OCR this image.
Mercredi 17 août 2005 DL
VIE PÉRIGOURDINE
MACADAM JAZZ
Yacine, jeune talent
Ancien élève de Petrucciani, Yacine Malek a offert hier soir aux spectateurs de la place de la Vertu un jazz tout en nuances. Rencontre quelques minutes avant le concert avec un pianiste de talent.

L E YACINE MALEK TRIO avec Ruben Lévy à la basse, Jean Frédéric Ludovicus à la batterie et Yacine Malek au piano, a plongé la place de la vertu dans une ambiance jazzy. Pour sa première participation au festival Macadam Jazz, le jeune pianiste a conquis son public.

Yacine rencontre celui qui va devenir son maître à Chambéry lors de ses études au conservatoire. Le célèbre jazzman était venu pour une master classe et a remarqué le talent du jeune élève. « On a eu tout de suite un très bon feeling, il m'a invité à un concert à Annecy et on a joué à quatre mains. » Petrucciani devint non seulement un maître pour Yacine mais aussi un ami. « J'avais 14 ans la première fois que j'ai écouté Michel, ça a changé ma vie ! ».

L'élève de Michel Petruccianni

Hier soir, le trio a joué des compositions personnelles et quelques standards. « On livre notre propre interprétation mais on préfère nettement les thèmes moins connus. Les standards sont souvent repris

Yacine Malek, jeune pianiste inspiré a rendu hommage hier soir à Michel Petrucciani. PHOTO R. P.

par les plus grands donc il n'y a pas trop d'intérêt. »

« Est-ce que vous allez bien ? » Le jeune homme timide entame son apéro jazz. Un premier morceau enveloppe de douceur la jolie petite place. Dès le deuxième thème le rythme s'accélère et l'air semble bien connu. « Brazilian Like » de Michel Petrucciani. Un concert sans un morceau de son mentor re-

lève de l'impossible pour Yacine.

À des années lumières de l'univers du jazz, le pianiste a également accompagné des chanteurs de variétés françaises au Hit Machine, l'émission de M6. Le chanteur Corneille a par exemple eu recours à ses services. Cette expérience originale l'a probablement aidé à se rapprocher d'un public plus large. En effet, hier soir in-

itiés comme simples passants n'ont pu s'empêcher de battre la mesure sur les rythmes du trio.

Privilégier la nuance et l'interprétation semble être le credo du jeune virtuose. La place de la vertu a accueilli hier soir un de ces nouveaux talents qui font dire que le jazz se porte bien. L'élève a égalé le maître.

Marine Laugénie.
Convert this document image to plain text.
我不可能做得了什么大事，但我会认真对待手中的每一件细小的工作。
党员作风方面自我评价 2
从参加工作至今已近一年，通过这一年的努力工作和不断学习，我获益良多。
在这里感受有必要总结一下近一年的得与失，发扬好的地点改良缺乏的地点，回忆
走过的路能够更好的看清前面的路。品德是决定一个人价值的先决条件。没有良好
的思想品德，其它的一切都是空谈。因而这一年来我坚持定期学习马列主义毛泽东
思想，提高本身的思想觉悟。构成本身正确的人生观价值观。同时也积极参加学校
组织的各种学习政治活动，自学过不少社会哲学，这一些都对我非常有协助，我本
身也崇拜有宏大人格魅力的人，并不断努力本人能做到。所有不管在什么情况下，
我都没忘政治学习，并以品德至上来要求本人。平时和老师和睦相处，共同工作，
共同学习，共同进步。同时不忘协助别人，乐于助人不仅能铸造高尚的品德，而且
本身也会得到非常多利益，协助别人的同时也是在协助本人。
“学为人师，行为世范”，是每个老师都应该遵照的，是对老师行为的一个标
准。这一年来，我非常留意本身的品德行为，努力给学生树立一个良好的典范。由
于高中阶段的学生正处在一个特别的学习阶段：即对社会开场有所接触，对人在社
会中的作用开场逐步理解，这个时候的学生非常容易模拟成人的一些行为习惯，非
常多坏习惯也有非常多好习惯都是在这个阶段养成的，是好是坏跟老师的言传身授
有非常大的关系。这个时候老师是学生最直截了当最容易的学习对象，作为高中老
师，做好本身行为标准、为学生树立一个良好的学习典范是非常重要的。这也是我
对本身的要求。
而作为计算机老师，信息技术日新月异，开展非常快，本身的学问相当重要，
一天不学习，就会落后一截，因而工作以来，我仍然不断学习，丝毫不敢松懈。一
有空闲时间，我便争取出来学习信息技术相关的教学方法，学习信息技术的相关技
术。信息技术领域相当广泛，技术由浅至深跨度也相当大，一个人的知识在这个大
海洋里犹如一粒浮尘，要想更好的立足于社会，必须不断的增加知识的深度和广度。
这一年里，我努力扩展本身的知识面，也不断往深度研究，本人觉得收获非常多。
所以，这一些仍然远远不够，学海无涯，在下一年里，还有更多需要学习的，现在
---*---
■ WRITTEN PROBLEM
Using the entries above, please restate each one word for word.

■ SOLUTION FOR THIS TASK
OCR this image.
Mercredi 17 août 2005 DL
VIE PÉRIGOURDINE
MACADAM JAZZ
Yacine, jeune talent
Ancien élève de Petrucciani, Yacine Malek a offert hier soir aux spectateurs de la place de la Vertu un jazz tout en nuances. Rencontre quelques minutes avant le concert avec un pianiste de talent.

L E YACINE MALEK TRIO avec Ruben Lévy à la basse, Jean Frédéric Ludovicus à la batterie et Yacine Malek au piano, a plongé la place de la vertu dans une ambiance jazzy. Pour sa première participation au festival Macadam Jazz, le jeune pianiste a conquis son public.

Yacine rencontre celui qui va devenir son maître à Chambéry lors de ses études au conservatoire. Le célèbre jazzman était venu pour une master classe et a remarqué le talent du jeune élève. « On a eu tout de suite un très bon feeling, il m'a invité à un concert à Annecy et on a joué à quatre mains. » Petrucciani devint non seulement un maître pour Yacine mais aussi un ami. « J'avais 14 ans la première fois que j'ai écouté Michel, ça a changé ma vie ! ».

L'élève de Michel Petruccianni

Hier soir, le trio a joué des compositions personnelles et quelques standards. « On livre notre propre interprétation mais on préfère nettement les thèmes moins connus. Les standards sont souvent repris

Yacine Malek, jeune pianiste inspiré a rendu hommage hier soir à Michel Petrucciani. PHOTO R. P.

par les plus grands donc il n'y a pas trop d'intérêt. »

« Est-ce que vous allez bien ? » Le jeune homme timide entame son apéro jazz. Un premier morceau enveloppe de douceur la jolie petite place. Dès le deuxième thème le rythme s'accélère et l'air semble bien connu. « Brazilian Like » de Michel Petrucciani. Un concert sans un morceau de son mentor re-

lève de l'impossible pour Yacine.

À des années lumières de l'univers du jazz, le pianiste a également accompagné des chanteurs de variétés françaises au Hit Machine, l'émission de M6. Le chanteur Corneille a par exemple eu recours à ses services. Cette expérience originale l'a probablement aidé à se rapprocher d'un public plus large. En effet, hier soir in-

itiés comme simples passants n'ont pu s'empêcher de battre la mesure sur les rythmes du trio.

Privilégier la nuance et l'interprétation semble être le credo du jeune virtuose. La place de la vertu a accueilli hier soir un de ces nouveaux talents qui font dire que le jazz se porte bien. L'élève a égalé le maître.

Marine Laugénie.
Convert this document image to plain text.
我不可能做得了什么大事，但我会认真对待手中的每一件细小的工作。
党员作风方面自我评价 2
从参加工作至今已近一年，通过这一年的努力工作和不断学习，我获益良多。
在这里感受有必要总结一下近一年的得与失，发扬好的地点改良缺乏的地点，回忆
走过的路能够更好的看清前面的路。品德是决定一个人价值的先决条件。没有良好
的思想品德，其它的一切都是空谈。因而这一年来我坚持定期学习马列主义毛泽东
思想，提高本身的思想觉悟。构成本身正确的人生观价值观。同时也积极参加学校
组织的各种学习政治活动，自学过不少社会哲学，这一些都对我非常有协助，我本
身也崇拜有宏大人格魅力的人，并不断努力本人能做到。所有不管在什么情况下，
我都没忘政治学习，并以品德至上来要求本人。平时和老师和睦相处，共同工作，
共同学习，共同进步。同时不忘协助别人，乐于助人不仅能铸造高尚的品德，而且
本身也会得到非常多利益，协助别人的同时也是在协助本人。
“学为人师，行为世范”，是每个老师都应该遵照的，是对老师行为的一个标
准。这一年来，我非常留意本身的品德行为，努力给学生树立一个良好的典范。由
于高中阶段的学生正处在一个特别的学习阶段：即对社会开场有所接触，对人在社
会中的作用开场逐步理解，这个时候的学生非常容易模拟成人的一些行为习惯，非
常多坏习惯也有非常多好习惯都是在这个阶段养成的，是好是坏跟老师的言传身授
有非常大的关系。这个时候老师是学生最直截了当最容易的学习对象，作为高中老
师，做好本身行为标准、为学生树立一个良好的学习典范是非常重要的。这也是我
对本身的要求。
而作为计算机老师，信息技术日新月异，开展非常快，本身的学问相当重要，
一天不学习，就会落后一截，因而工作以来，我仍然不断学习，丝毫不敢松懈。一
有空闲时间，我便争取出来学习信息技术相关的教学方法，学习信息技术的相关技
术。信息技术领域相当广泛，技术由浅至深跨度也相当大，一个人的知识在这个大
海洋里犹如一粒浮尘，要想更好的立足于社会，必须不断的增加知识的深度和广度。
这一年里，我努力扩展本身的知识面，也不断往深度研究，本人觉得收获非常多。
所以，这一些仍然远远不够，学海无涯，在下一年里，还有更多需要学习的，现在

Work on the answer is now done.